A block of data
——————

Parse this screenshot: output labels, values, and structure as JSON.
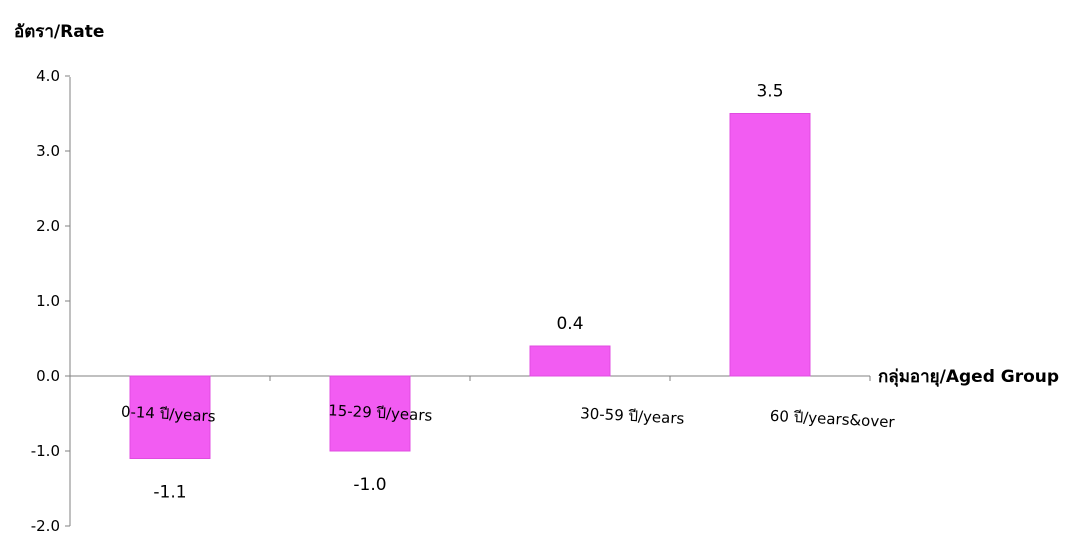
{
  "chart_data": {
    "type": "bar",
    "categories": [
      "0-14 ปี/years",
      "15-29 ปี/years",
      "30-59 ปี/years",
      "60 ปี/years&over"
    ],
    "values": [
      -1.1,
      -1.0,
      0.4,
      3.5
    ],
    "data_labels": [
      "-1.1",
      "-1.0",
      "0.4",
      "3.5"
    ],
    "ylabel": "อัตรา/Rate",
    "xlabel": "กลุ่มอายุ/Aged Group",
    "ylim": [
      -2.0,
      4.0
    ],
    "yticks": [
      "-2.0",
      "-1.0",
      "0.0",
      "1.0",
      "2.0",
      "3.0",
      "4.0"
    ],
    "bar_color": "#f25cf2",
    "bar_edge_color": "#e04ce0",
    "grid": false
  }
}
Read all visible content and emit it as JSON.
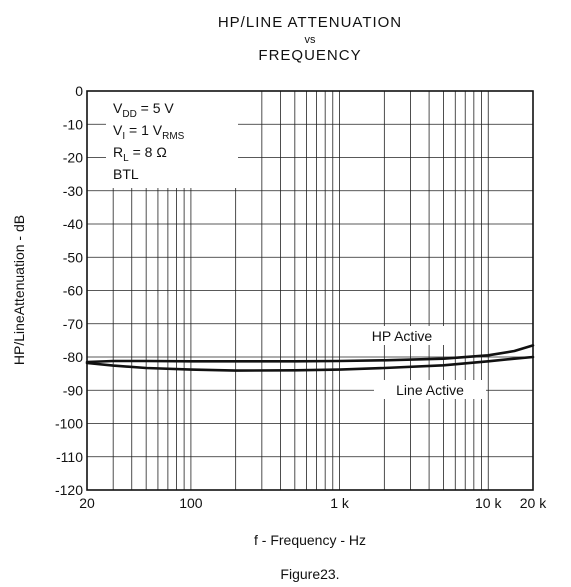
{
  "chart_data": {
    "type": "line",
    "title_lines": [
      "HP/LINE ATTENUATION",
      "vs",
      "FREQUENCY"
    ],
    "xlabel": "f - Frequency - Hz",
    "ylabel": "HP/LineAttenuation - dB",
    "xscale": "log",
    "xlim": [
      20,
      20000
    ],
    "ylim": [
      -120,
      0
    ],
    "xticks": [
      {
        "value": 20,
        "label": "20"
      },
      {
        "value": 100,
        "label": "100"
      },
      {
        "value": 1000,
        "label": "1 k"
      },
      {
        "value": 10000,
        "label": "10 k"
      },
      {
        "value": 20000,
        "label": "20 k"
      }
    ],
    "yticks": [
      {
        "value": 0,
        "label": "0"
      },
      {
        "value": -10,
        "label": "-10"
      },
      {
        "value": -20,
        "label": "-20"
      },
      {
        "value": -30,
        "label": "-30"
      },
      {
        "value": -40,
        "label": "-40"
      },
      {
        "value": -50,
        "label": "-50"
      },
      {
        "value": -60,
        "label": "-60"
      },
      {
        "value": -70,
        "label": "-70"
      },
      {
        "value": -80,
        "label": "-80"
      },
      {
        "value": -90,
        "label": "-90"
      },
      {
        "value": -100,
        "label": "-100"
      },
      {
        "value": -110,
        "label": "-110"
      },
      {
        "value": -120,
        "label": "-120"
      }
    ],
    "grid": true,
    "conditions": [
      {
        "main": "V",
        "sub": "DD",
        "rest": " = 5 V"
      },
      {
        "main": "V",
        "sub": "I",
        "rest": " = 1 V",
        "sub2": "RMS"
      },
      {
        "main": "R",
        "sub": "L",
        "rest": " = 8 Ω"
      },
      {
        "main": "BTL",
        "sub": "",
        "rest": ""
      }
    ],
    "series": [
      {
        "name": "HP Active",
        "x": [
          20,
          30,
          50,
          100,
          200,
          500,
          1000,
          2000,
          5000,
          10000,
          15000,
          20000
        ],
        "y": [
          -81.5,
          -81.2,
          -81.2,
          -81.3,
          -81.3,
          -81.3,
          -81.2,
          -81.0,
          -80.5,
          -79.5,
          -78.2,
          -76.5
        ]
      },
      {
        "name": "Line Active",
        "x": [
          20,
          30,
          50,
          100,
          200,
          500,
          1000,
          2000,
          5000,
          10000,
          15000,
          20000
        ],
        "y": [
          -81.8,
          -82.6,
          -83.3,
          -83.8,
          -84.1,
          -84.0,
          -83.8,
          -83.3,
          -82.5,
          -81.3,
          -80.5,
          -80.0
        ]
      }
    ],
    "caption": "Figure23."
  }
}
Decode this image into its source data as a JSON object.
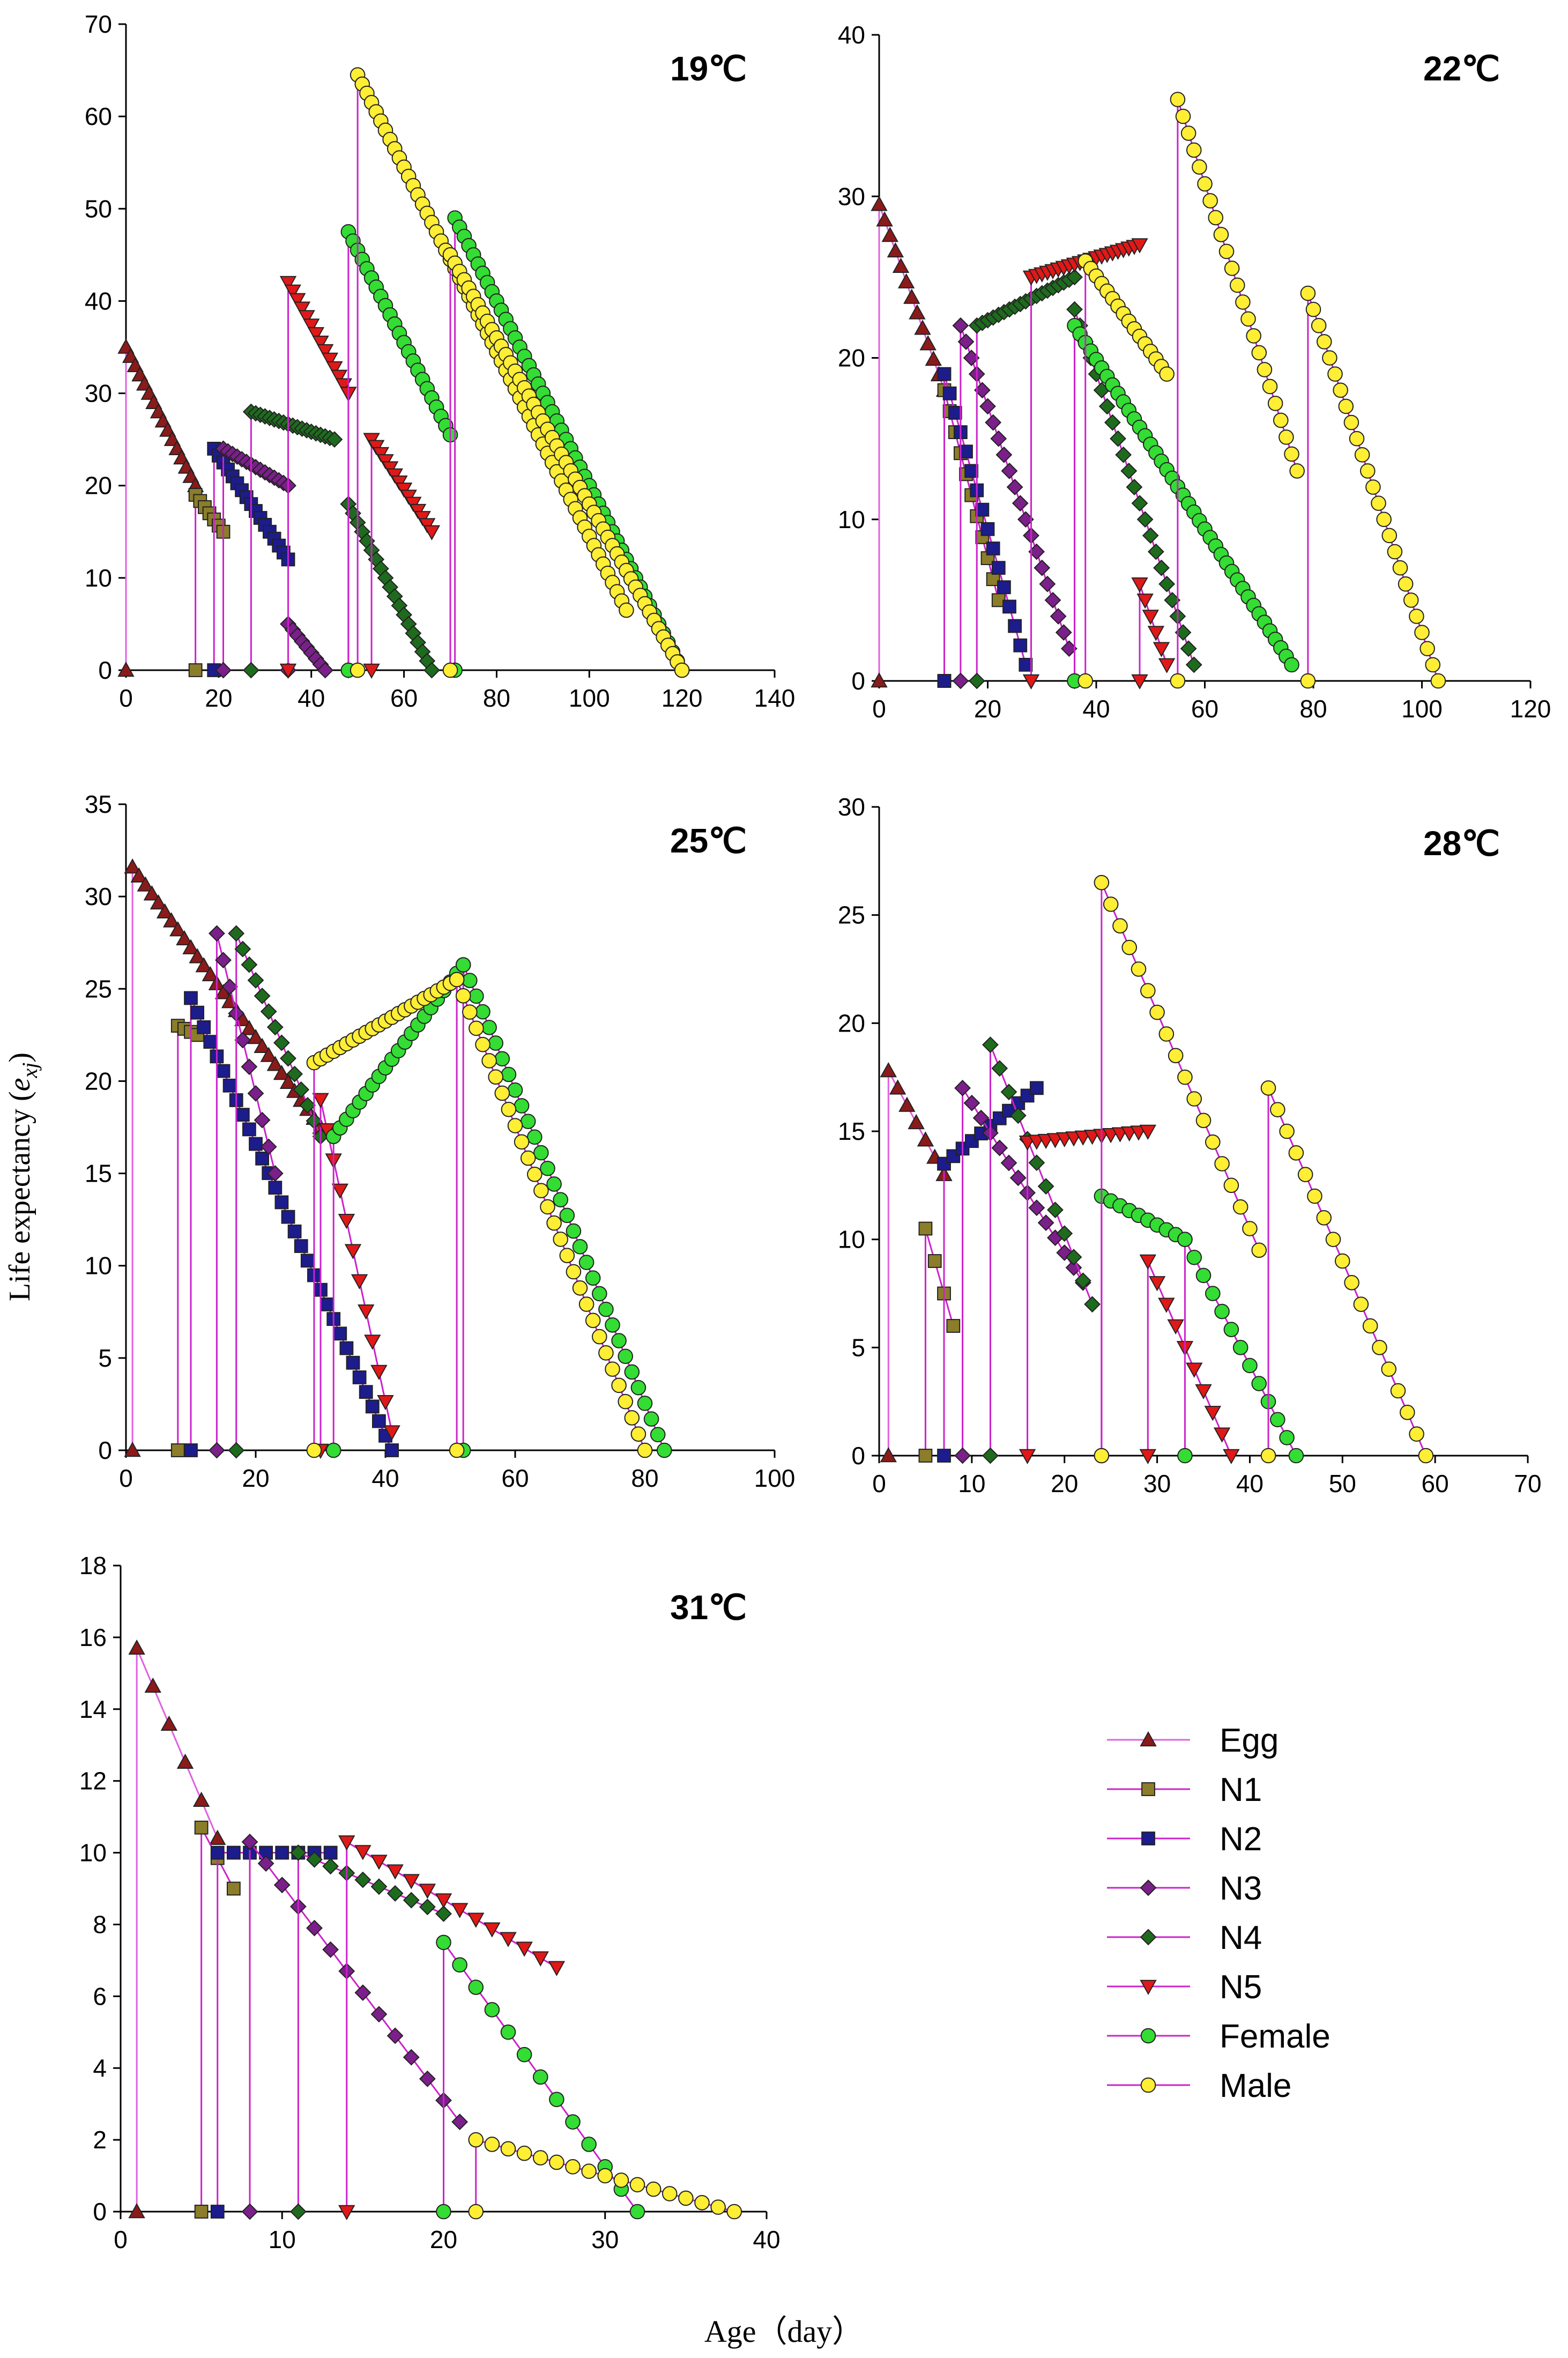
{
  "figure": {
    "ylabel": "Life expectancy (",
    "ylabel_symbol": "e",
    "ylabel_sub": "xj",
    "ylabel_close": ")",
    "xlabel": "Age（day）"
  },
  "legend": {
    "items": [
      {
        "label": "Egg",
        "marker": "triangle-up",
        "fill": "#8B1A1A",
        "line": "#E060E0"
      },
      {
        "label": "N1",
        "marker": "square",
        "fill": "#8B7D2A",
        "line": "#CC22CC"
      },
      {
        "label": "N2",
        "marker": "square",
        "fill": "#1C1C8C",
        "line": "#CC22CC"
      },
      {
        "label": "N3",
        "marker": "diamond",
        "fill": "#7B1F8A",
        "line": "#CC22CC"
      },
      {
        "label": "N4",
        "marker": "diamond",
        "fill": "#1E6B1E",
        "line": "#CC22CC"
      },
      {
        "label": "N5",
        "marker": "triangle-down",
        "fill": "#E01818",
        "line": "#CC22CC"
      },
      {
        "label": "Female",
        "marker": "circle",
        "fill": "#33DD33",
        "line": "#CC22CC"
      },
      {
        "label": "Male",
        "marker": "circle",
        "fill": "#FFEE33",
        "line": "#CC22CC"
      }
    ]
  },
  "chart_data": [
    {
      "type": "line",
      "title": "19℃",
      "xlim": [
        0,
        140
      ],
      "xticks": [
        0,
        20,
        40,
        60,
        80,
        100,
        120,
        140
      ],
      "ylim": [
        0,
        70
      ],
      "yticks": [
        0,
        10,
        20,
        30,
        40,
        50,
        60,
        70
      ],
      "series": [
        {
          "name": "Egg",
          "segments": [
            {
              "start": 0,
              "end": 15,
              "v0": 35,
              "v1": 20
            }
          ]
        },
        {
          "name": "N1",
          "segments": [
            {
              "start": 15,
              "end": 21,
              "v0": 19,
              "v1": 15
            }
          ]
        },
        {
          "name": "N2",
          "segments": [
            {
              "start": 19,
              "end": 35,
              "v0": 24,
              "v1": 12
            }
          ]
        },
        {
          "name": "N3",
          "segments": [
            {
              "start": 21,
              "end": 35,
              "v0": 24,
              "v1": 20
            },
            {
              "start": 35,
              "end": 43,
              "v0": 5,
              "v1": 0
            }
          ]
        },
        {
          "name": "N4",
          "segments": [
            {
              "start": 27,
              "end": 45,
              "v0": 28,
              "v1": 25
            },
            {
              "start": 48,
              "end": 66,
              "v0": 18,
              "v1": 0
            }
          ]
        },
        {
          "name": "N5",
          "segments": [
            {
              "start": 35,
              "end": 48,
              "v0": 42,
              "v1": 30
            },
            {
              "start": 53,
              "end": 66,
              "v0": 25,
              "v1": 15
            }
          ]
        },
        {
          "name": "Female",
          "segments": [
            {
              "start": 48,
              "end": 70,
              "v0": 47.5,
              "v1": 25.5
            },
            {
              "start": 71,
              "end": 120,
              "v0": 49,
              "v1": 0
            }
          ]
        },
        {
          "name": "Male",
          "segments": [
            {
              "start": 50,
              "end": 108,
              "v0": 64.5,
              "v1": 6.5
            },
            {
              "start": 70,
              "end": 120,
              "v0": 45,
              "v1": 0
            }
          ]
        }
      ]
    },
    {
      "type": "line",
      "title": "22℃",
      "xlim": [
        0,
        120
      ],
      "xticks": [
        0,
        20,
        40,
        60,
        80,
        100,
        120
      ],
      "ylim": [
        0,
        40
      ],
      "yticks": [
        0,
        10,
        20,
        30,
        40
      ],
      "series": [
        {
          "name": "Egg",
          "segments": [
            {
              "start": 0,
              "end": 12,
              "v0": 29.5,
              "v1": 18
            }
          ]
        },
        {
          "name": "N1",
          "segments": [
            {
              "start": 12,
              "end": 22,
              "v0": 18,
              "v1": 5
            }
          ]
        },
        {
          "name": "N2",
          "segments": [
            {
              "start": 12,
              "end": 27,
              "v0": 19,
              "v1": 1
            }
          ]
        },
        {
          "name": "N3",
          "segments": [
            {
              "start": 15,
              "end": 35,
              "v0": 22,
              "v1": 2
            }
          ]
        },
        {
          "name": "N4",
          "segments": [
            {
              "start": 18,
              "end": 36,
              "v0": 22,
              "v1": 25
            },
            {
              "start": 36,
              "end": 58,
              "v0": 23,
              "v1": 1
            }
          ]
        },
        {
          "name": "N5",
          "segments": [
            {
              "start": 28,
              "end": 48,
              "v0": 25,
              "v1": 27
            },
            {
              "start": 48,
              "end": 53,
              "v0": 6,
              "v1": 1
            }
          ]
        },
        {
          "name": "Female",
          "segments": [
            {
              "start": 36,
              "end": 76,
              "v0": 22,
              "v1": 1
            }
          ]
        },
        {
          "name": "Male",
          "segments": [
            {
              "start": 38,
              "end": 53,
              "v0": 26,
              "v1": 19
            },
            {
              "start": 55,
              "end": 77,
              "v0": 36,
              "v1": 13
            },
            {
              "start": 79,
              "end": 103,
              "v0": 24,
              "v1": 0
            }
          ]
        }
      ]
    },
    {
      "type": "line",
      "title": "25℃",
      "xlim": [
        0,
        100
      ],
      "xticks": [
        0,
        20,
        40,
        60,
        80,
        100
      ],
      "ylim": [
        0,
        35
      ],
      "yticks": [
        0,
        5,
        10,
        15,
        20,
        25,
        30,
        35
      ],
      "series": [
        {
          "name": "Egg",
          "segments": [
            {
              "start": 1,
              "end": 30,
              "v0": 31.6,
              "v1": 17.5
            }
          ]
        },
        {
          "name": "N1",
          "segments": [
            {
              "start": 8,
              "end": 11,
              "v0": 23,
              "v1": 22.5
            }
          ]
        },
        {
          "name": "N2",
          "segments": [
            {
              "start": 10,
              "end": 41,
              "v0": 24.5,
              "v1": 0
            }
          ]
        },
        {
          "name": "N3",
          "segments": [
            {
              "start": 14,
              "end": 23,
              "v0": 28,
              "v1": 15
            }
          ]
        },
        {
          "name": "N4",
          "segments": [
            {
              "start": 17,
              "end": 30,
              "v0": 28,
              "v1": 17
            }
          ]
        },
        {
          "name": "N5",
          "segments": [
            {
              "start": 30,
              "end": 41,
              "v0": 19,
              "v1": 1
            }
          ]
        },
        {
          "name": "Female",
          "segments": [
            {
              "start": 32,
              "end": 52,
              "v0": 17,
              "v1": 26.3
            },
            {
              "start": 52,
              "end": 83,
              "v0": 26.3,
              "v1": 0
            }
          ]
        },
        {
          "name": "Male",
          "segments": [
            {
              "start": 29,
              "end": 51,
              "v0": 21,
              "v1": 25.5
            },
            {
              "start": 51,
              "end": 80,
              "v0": 25.5,
              "v1": 0
            }
          ]
        }
      ]
    },
    {
      "type": "line",
      "title": "28℃",
      "xlim": [
        0,
        70
      ],
      "xticks": [
        0,
        10,
        20,
        30,
        40,
        50,
        60,
        70
      ],
      "ylim": [
        0,
        30
      ],
      "yticks": [
        0,
        5,
        10,
        15,
        20,
        25,
        30
      ],
      "series": [
        {
          "name": "Egg",
          "segments": [
            {
              "start": 1,
              "end": 7,
              "v0": 17.8,
              "v1": 13
            }
          ]
        },
        {
          "name": "N1",
          "segments": [
            {
              "start": 5,
              "end": 8,
              "v0": 10.5,
              "v1": 6
            }
          ]
        },
        {
          "name": "N2",
          "segments": [
            {
              "start": 7,
              "end": 17,
              "v0": 13.5,
              "v1": 17
            }
          ]
        },
        {
          "name": "N3",
          "segments": [
            {
              "start": 9,
              "end": 22,
              "v0": 17,
              "v1": 8
            }
          ]
        },
        {
          "name": "N4",
          "segments": [
            {
              "start": 12,
              "end": 23,
              "v0": 19,
              "v1": 7
            }
          ]
        },
        {
          "name": "N5",
          "segments": [
            {
              "start": 16,
              "end": 29,
              "v0": 14.5,
              "v1": 15
            },
            {
              "start": 29,
              "end": 38,
              "v0": 9,
              "v1": 0
            }
          ]
        },
        {
          "name": "Female",
          "segments": [
            {
              "start": 24,
              "end": 33,
              "v0": 12,
              "v1": 10
            },
            {
              "start": 33,
              "end": 45,
              "v0": 10,
              "v1": 0
            }
          ]
        },
        {
          "name": "Male",
          "segments": [
            {
              "start": 24,
              "end": 41,
              "v0": 26.5,
              "v1": 9.5
            },
            {
              "start": 42,
              "end": 59,
              "v0": 17,
              "v1": 0
            }
          ]
        }
      ]
    },
    {
      "type": "line",
      "title": "31℃",
      "xlim": [
        0,
        40
      ],
      "xticks": [
        0,
        10,
        20,
        30,
        40
      ],
      "ylim": [
        0,
        18
      ],
      "yticks": [
        0,
        2,
        4,
        6,
        8,
        10,
        12,
        14,
        16,
        18
      ],
      "series": [
        {
          "name": "Egg",
          "segments": [
            {
              "start": 1,
              "end": 6,
              "v0": 15.7,
              "v1": 10.4
            }
          ]
        },
        {
          "name": "N1",
          "segments": [
            {
              "start": 5,
              "end": 7,
              "v0": 10.7,
              "v1": 9
            }
          ]
        },
        {
          "name": "N2",
          "segments": [
            {
              "start": 6,
              "end": 13,
              "v0": 10,
              "v1": 10
            }
          ]
        },
        {
          "name": "N3",
          "segments": [
            {
              "start": 8,
              "end": 21,
              "v0": 10.3,
              "v1": 2.5
            }
          ]
        },
        {
          "name": "N4",
          "segments": [
            {
              "start": 11,
              "end": 20,
              "v0": 10,
              "v1": 8.3
            }
          ]
        },
        {
          "name": "N5",
          "segments": [
            {
              "start": 14,
              "end": 27,
              "v0": 10.3,
              "v1": 6.8
            }
          ]
        },
        {
          "name": "Female",
          "segments": [
            {
              "start": 20,
              "end": 32,
              "v0": 7.5,
              "v1": 0
            }
          ]
        },
        {
          "name": "Male",
          "segments": [
            {
              "start": 22,
              "end": 38,
              "v0": 2,
              "v1": 0
            }
          ]
        }
      ]
    }
  ]
}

——————

◆ **THE TASK**:
Report all lines of the material that contain the word "years".

◆ **RESPONSE TO THE TASK**:
      "0-14 ปี/years",
      "15-29 ปี/years",
      "30-59 ปี/years",
      "60 ปี/years&over"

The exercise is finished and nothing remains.